*The request*
Type out the records that follow, exactly as given.

# Start of Data provided

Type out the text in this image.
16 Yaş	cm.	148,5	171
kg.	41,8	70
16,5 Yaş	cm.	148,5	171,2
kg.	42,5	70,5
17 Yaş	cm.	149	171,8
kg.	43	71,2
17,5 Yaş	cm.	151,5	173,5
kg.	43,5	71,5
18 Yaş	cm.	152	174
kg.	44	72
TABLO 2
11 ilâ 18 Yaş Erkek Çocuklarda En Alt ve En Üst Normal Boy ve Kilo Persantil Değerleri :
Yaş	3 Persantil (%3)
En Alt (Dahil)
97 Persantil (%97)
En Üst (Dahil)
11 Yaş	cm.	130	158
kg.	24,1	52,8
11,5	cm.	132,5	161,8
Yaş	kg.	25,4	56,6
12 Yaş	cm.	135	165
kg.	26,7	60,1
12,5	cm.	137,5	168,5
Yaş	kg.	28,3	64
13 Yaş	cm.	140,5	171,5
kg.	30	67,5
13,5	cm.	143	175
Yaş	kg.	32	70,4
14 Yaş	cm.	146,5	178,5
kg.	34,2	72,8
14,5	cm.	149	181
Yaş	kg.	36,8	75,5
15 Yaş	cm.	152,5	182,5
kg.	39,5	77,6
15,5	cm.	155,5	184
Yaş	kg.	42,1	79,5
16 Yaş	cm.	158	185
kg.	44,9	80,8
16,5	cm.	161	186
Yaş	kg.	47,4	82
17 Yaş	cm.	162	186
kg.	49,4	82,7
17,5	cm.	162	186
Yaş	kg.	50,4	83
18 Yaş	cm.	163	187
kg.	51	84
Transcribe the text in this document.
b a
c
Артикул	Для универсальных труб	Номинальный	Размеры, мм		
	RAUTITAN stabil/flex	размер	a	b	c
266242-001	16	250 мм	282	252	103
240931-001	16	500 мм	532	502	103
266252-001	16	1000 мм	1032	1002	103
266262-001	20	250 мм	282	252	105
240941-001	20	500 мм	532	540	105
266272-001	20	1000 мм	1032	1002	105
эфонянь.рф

# End of Data provided

*Exercise output*
Type out the text in this image.
16 Yaş	cm.	148,5	171
kg.	41,8	70
16,5 Yaş	cm.	148,5	171,2
kg.	42,5	70,5
17 Yaş	cm.	149	171,8
kg.	43	71,2
17,5 Yaş	cm.	151,5	173,5
kg.	43,5	71,5
18 Yaş	cm.	152	174
kg.	44	72
TABLO 2
11 ilâ 18 Yaş Erkek Çocuklarda En Alt ve En Üst Normal Boy ve Kilo Persantil Değerleri :
Yaş	3 Persantil (%3)
En Alt (Dahil)
97 Persantil (%97)
En Üst (Dahil)
11 Yaş	cm.	130	158
kg.	24,1	52,8
11,5	cm.	132,5	161,8
Yaş	kg.	25,4	56,6
12 Yaş	cm.	135	165
kg.	26,7	60,1
12,5	cm.	137,5	168,5
Yaş	kg.	28,3	64
13 Yaş	cm.	140,5	171,5
kg.	30	67,5
13,5	cm.	143	175
Yaş	kg.	32	70,4
14 Yaş	cm.	146,5	178,5
kg.	34,2	72,8
14,5	cm.	149	181
Yaş	kg.	36,8	75,5
15 Yaş	cm.	152,5	182,5
kg.	39,5	77,6
15,5	cm.	155,5	184
Yaş	kg.	42,1	79,5
16 Yaş	cm.	158	185
kg.	44,9	80,8
16,5	cm.	161	186
Yaş	kg.	47,4	82
17 Yaş	cm.	162	186
kg.	49,4	82,7
17,5	cm.	162	186
Yaş	kg.	50,4	83
18 Yaş	cm.	163	187
kg.	51	84
Transcribe the text in this document.
b a
c
Артикул	Для универсальных труб	Номинальный	Размеры, мм		
	RAUTITAN stabil/flex	размер	a	b	c
266242-001	16	250 мм	282	252	103
240931-001	16	500 мм	532	502	103
266252-001	16	1000 мм	1032	1002	103
266262-001	20	250 мм	282	252	105
240941-001	20	500 мм	532	540	105
266272-001	20	1000 мм	1032	1002	105
эфонянь.рф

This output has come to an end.